Task details ▸
Rewrite the records from the first line through the line containing "tab-win-probability-label: Win Probability", inclusive, changing "game-flow-chart" to "game-flow-graph" and leaving everything else as it is.

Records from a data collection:
▽

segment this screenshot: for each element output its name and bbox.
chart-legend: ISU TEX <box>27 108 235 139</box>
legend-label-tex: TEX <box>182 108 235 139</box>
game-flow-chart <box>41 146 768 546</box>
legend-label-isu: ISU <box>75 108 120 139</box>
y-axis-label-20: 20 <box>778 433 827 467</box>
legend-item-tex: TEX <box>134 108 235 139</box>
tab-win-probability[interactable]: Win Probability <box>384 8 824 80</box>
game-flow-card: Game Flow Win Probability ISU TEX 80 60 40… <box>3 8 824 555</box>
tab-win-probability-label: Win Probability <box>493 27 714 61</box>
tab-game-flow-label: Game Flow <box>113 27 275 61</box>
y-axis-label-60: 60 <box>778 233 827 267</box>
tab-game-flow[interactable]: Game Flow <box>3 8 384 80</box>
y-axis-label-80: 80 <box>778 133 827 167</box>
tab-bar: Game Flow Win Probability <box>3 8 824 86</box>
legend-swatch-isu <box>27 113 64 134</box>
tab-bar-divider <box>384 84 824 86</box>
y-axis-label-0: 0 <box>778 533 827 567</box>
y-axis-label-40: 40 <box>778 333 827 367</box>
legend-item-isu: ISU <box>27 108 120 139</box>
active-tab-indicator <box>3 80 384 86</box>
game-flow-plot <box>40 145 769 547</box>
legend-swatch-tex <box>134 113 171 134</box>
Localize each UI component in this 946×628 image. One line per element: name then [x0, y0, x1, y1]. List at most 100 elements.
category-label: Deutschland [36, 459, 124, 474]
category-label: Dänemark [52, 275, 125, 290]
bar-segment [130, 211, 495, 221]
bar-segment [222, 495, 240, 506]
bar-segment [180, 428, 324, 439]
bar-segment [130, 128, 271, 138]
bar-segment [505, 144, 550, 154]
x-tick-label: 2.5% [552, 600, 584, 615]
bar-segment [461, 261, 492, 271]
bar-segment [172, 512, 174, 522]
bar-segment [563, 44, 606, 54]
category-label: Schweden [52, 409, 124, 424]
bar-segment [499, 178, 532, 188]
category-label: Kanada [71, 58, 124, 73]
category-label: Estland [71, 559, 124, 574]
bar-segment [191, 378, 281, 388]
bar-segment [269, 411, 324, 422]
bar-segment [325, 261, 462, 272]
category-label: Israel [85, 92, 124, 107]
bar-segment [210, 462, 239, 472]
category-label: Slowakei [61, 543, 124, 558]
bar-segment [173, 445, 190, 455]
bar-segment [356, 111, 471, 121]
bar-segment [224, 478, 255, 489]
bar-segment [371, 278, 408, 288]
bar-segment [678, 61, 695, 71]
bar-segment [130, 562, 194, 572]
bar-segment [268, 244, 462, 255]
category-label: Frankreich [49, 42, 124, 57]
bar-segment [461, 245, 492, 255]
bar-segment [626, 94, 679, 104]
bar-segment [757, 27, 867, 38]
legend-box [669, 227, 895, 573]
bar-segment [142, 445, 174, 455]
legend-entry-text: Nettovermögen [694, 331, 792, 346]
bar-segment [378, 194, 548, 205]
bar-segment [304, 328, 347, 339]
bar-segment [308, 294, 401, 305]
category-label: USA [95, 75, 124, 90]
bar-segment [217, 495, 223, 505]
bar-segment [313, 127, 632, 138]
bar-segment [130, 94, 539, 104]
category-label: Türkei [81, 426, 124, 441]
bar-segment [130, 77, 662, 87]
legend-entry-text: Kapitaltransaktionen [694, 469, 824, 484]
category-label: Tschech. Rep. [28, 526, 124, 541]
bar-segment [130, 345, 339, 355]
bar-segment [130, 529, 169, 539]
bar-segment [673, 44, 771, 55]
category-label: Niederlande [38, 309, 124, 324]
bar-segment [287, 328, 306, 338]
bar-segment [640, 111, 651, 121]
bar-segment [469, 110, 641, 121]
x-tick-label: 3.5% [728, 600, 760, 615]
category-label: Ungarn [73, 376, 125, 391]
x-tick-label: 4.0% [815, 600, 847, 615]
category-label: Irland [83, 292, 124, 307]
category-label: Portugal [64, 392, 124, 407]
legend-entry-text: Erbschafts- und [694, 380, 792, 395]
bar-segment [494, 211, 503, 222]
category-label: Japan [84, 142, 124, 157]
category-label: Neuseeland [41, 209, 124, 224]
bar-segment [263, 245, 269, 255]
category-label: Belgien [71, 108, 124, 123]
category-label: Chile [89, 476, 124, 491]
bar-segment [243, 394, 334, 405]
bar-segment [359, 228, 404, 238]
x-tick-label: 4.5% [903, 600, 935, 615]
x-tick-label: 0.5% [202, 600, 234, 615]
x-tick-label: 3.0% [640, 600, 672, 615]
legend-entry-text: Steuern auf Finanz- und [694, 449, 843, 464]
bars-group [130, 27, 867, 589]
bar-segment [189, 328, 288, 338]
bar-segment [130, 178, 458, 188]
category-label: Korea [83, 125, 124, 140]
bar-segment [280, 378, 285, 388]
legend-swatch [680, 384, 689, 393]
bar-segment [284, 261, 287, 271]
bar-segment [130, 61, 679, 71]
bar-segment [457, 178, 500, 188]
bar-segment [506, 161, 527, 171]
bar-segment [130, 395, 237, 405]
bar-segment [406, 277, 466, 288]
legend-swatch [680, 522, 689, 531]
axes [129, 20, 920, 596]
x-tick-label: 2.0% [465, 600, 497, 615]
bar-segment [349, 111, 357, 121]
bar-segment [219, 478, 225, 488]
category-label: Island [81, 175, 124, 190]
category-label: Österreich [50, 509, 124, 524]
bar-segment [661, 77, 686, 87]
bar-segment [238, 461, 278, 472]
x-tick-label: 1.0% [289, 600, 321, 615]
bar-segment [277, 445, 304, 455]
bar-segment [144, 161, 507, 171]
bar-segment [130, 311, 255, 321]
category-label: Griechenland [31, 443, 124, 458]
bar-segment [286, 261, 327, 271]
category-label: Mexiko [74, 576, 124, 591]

△

Solution below ▸
segment this screenshot: for each element output its name and bbox.
chart-legend: ISU TEX <box>27 108 235 139</box>
legend-label-tex: TEX <box>182 108 235 139</box>
game-flow-graph <box>41 146 768 546</box>
legend-label-isu: ISU <box>75 108 120 139</box>
y-axis-label-20: 20 <box>778 433 827 467</box>
legend-item-tex: TEX <box>134 108 235 139</box>
tab-win-probability[interactable]: Win Probability <box>384 8 824 80</box>
game-flow-card: Game Flow Win Probability ISU TEX 80 60 40… <box>3 8 824 555</box>
tab-win-probability-label: Win Probability <box>493 27 714 61</box>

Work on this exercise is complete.